— Start of Data for processing —
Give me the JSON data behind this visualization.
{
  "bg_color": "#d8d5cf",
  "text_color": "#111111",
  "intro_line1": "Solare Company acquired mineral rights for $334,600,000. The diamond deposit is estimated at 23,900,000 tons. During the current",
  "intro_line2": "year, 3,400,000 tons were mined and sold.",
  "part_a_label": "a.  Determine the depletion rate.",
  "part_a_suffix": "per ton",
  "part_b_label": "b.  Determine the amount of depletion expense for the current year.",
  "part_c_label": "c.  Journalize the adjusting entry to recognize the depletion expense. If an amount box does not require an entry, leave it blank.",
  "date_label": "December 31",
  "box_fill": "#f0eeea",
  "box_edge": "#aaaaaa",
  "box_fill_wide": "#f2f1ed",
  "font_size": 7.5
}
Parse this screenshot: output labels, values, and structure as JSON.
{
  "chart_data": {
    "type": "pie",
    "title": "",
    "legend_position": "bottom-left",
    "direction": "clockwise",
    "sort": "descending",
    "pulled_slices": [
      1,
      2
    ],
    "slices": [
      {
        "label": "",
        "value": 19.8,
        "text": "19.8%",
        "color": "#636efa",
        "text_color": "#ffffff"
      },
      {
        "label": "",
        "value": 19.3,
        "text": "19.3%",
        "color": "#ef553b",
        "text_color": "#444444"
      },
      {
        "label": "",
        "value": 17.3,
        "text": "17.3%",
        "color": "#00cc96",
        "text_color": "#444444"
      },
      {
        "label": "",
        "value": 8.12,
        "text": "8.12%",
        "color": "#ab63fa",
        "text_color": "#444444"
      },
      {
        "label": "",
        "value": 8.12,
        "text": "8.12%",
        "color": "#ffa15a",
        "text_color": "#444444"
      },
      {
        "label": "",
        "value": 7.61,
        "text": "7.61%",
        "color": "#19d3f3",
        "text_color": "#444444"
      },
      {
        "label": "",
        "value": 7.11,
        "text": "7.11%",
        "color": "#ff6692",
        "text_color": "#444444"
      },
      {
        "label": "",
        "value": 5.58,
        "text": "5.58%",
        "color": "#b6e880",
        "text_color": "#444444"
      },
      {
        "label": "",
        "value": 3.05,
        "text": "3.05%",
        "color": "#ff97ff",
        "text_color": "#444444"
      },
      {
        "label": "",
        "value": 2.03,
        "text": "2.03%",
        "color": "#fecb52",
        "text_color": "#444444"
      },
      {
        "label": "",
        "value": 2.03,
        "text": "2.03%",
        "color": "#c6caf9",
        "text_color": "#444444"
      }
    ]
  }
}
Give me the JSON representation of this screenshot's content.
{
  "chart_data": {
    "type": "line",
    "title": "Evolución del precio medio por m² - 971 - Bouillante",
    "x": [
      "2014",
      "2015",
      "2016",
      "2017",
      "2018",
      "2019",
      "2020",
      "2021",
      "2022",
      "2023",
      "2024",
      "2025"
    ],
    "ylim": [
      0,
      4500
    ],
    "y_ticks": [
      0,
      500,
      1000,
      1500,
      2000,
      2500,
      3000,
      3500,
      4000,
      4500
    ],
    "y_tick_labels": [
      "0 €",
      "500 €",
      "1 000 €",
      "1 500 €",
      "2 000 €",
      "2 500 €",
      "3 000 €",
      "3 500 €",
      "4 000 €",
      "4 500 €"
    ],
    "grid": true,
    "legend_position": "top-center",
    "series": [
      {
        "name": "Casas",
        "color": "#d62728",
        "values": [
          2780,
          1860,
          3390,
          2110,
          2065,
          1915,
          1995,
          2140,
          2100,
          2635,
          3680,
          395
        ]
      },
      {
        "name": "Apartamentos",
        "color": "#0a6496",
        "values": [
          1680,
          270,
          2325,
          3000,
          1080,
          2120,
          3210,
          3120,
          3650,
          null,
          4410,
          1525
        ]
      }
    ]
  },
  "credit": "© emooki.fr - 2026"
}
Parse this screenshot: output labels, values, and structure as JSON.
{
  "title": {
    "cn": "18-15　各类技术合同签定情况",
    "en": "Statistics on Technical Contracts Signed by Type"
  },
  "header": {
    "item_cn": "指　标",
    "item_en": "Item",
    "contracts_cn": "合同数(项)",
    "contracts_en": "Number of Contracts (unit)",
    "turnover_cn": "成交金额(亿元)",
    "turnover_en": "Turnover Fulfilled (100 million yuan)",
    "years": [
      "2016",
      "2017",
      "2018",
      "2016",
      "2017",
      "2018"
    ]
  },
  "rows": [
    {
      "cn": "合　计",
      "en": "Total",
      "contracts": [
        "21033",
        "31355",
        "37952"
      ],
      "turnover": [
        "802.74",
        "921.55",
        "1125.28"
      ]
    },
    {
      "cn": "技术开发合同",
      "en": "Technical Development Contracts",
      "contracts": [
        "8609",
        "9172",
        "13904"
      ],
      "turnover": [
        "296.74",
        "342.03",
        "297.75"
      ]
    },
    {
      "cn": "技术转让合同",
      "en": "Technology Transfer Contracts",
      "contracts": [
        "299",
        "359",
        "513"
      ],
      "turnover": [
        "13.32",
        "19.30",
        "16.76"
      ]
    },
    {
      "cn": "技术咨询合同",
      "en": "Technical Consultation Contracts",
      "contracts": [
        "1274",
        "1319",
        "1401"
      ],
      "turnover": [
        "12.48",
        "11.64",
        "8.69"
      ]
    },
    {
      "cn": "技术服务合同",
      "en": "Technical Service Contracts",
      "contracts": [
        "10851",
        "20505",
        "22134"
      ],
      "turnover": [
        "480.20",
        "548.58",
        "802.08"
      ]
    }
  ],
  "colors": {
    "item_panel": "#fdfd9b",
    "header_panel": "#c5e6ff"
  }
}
— End of Data for processing —
### [Goal of the exercise]
Determine how many lines in the listing above hold the string "amount", then write only the number.

### [Task response]
2